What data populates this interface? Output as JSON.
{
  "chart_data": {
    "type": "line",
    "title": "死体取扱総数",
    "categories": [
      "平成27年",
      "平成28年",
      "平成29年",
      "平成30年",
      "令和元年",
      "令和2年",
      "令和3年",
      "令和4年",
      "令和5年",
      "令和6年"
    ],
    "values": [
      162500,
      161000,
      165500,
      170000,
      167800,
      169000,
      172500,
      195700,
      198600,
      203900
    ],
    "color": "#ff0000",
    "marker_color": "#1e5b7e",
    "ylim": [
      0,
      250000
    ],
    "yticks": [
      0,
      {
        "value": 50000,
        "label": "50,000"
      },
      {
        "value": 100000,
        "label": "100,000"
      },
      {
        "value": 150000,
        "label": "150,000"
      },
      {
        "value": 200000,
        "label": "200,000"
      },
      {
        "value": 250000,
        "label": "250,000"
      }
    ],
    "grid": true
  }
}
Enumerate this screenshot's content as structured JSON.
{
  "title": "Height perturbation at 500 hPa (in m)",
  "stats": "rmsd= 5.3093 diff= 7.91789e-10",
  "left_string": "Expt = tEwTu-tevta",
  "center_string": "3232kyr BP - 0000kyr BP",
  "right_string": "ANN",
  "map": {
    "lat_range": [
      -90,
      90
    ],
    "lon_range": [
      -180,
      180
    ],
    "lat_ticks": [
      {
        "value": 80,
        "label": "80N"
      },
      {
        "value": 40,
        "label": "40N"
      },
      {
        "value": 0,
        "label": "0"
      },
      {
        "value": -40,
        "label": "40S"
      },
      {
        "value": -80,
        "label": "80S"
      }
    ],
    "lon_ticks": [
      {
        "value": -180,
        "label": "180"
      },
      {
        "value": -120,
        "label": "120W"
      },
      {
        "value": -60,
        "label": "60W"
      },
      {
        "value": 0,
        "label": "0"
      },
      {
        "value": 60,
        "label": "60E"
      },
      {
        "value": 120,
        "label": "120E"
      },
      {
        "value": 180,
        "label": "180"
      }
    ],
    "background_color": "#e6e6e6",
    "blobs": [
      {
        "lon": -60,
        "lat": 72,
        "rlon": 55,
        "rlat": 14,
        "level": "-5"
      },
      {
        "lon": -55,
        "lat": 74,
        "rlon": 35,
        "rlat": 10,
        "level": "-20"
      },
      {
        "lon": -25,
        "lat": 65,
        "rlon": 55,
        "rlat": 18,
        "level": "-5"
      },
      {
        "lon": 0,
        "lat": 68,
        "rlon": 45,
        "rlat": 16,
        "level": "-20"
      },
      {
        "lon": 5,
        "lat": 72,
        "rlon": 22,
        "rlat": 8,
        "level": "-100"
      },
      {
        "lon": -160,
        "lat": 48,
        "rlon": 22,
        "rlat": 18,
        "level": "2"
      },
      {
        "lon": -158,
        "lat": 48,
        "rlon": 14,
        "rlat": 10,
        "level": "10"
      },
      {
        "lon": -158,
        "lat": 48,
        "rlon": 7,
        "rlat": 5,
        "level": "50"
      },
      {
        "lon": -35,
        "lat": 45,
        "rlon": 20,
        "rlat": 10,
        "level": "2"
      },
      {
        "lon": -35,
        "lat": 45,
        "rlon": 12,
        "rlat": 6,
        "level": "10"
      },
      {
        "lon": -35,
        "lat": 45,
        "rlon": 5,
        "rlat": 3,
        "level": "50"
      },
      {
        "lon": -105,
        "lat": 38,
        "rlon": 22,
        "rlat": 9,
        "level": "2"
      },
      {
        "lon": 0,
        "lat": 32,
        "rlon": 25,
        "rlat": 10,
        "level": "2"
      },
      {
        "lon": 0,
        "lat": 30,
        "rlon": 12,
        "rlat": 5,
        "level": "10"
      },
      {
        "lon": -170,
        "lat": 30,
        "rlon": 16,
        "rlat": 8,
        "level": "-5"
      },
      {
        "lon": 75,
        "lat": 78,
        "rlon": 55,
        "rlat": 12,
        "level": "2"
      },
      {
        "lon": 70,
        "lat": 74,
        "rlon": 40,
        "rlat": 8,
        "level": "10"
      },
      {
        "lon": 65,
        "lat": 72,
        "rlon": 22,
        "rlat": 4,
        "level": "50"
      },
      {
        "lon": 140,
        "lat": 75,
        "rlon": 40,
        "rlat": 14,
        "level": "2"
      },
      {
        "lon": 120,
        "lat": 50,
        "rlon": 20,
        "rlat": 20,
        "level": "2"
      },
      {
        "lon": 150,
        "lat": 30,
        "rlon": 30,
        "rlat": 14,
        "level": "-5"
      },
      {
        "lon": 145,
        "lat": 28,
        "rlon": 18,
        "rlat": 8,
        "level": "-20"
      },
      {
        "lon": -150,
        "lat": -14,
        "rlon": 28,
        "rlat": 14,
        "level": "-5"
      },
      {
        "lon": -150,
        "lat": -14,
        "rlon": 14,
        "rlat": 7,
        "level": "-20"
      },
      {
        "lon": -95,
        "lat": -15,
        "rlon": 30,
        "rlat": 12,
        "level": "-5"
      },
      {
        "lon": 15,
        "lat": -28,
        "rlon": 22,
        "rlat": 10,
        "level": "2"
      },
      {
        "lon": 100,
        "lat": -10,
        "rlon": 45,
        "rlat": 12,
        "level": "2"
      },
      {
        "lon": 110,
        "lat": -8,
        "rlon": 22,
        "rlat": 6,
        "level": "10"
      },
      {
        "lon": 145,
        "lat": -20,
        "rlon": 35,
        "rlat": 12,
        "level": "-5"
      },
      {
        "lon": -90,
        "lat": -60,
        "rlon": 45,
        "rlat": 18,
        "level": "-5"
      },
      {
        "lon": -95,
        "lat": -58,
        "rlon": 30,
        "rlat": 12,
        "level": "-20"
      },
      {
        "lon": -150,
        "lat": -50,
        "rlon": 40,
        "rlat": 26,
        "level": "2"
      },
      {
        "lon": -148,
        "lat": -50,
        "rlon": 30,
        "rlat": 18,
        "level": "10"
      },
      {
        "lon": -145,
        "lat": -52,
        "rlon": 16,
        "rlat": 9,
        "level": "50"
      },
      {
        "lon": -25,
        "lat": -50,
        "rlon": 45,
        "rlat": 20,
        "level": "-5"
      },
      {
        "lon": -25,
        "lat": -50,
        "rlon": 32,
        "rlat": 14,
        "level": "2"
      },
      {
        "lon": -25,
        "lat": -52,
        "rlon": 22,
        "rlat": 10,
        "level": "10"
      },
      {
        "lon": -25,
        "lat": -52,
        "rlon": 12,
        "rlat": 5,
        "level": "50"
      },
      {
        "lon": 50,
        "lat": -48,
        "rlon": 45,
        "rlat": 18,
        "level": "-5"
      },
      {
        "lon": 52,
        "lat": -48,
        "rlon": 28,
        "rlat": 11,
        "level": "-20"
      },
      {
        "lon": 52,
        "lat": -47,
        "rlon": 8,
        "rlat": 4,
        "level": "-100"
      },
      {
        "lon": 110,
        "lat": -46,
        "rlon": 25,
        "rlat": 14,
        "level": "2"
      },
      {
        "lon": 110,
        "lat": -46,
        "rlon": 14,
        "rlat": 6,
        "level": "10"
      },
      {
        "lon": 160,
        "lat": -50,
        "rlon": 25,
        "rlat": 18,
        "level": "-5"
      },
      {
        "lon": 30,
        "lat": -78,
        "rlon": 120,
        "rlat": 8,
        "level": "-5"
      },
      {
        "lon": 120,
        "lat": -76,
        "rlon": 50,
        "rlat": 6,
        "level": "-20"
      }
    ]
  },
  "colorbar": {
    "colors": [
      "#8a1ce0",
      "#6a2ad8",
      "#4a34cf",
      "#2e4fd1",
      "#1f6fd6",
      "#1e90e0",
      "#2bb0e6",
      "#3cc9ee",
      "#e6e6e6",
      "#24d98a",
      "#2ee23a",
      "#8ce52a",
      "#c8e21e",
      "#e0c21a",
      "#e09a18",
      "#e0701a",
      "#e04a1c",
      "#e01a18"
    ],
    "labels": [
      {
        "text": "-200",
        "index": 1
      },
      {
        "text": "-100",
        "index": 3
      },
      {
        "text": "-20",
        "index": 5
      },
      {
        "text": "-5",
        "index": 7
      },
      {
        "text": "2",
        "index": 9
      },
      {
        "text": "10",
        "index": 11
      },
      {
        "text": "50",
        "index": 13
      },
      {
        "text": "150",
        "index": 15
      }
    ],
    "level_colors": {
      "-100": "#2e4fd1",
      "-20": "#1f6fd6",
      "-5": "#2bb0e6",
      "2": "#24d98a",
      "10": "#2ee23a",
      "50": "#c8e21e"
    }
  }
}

## Written request
For each line above that contains the word "this", copy that line.

## Right answer
What data populates this interface? Output as JSON.
Enumerate this screenshot's content as structured JSON.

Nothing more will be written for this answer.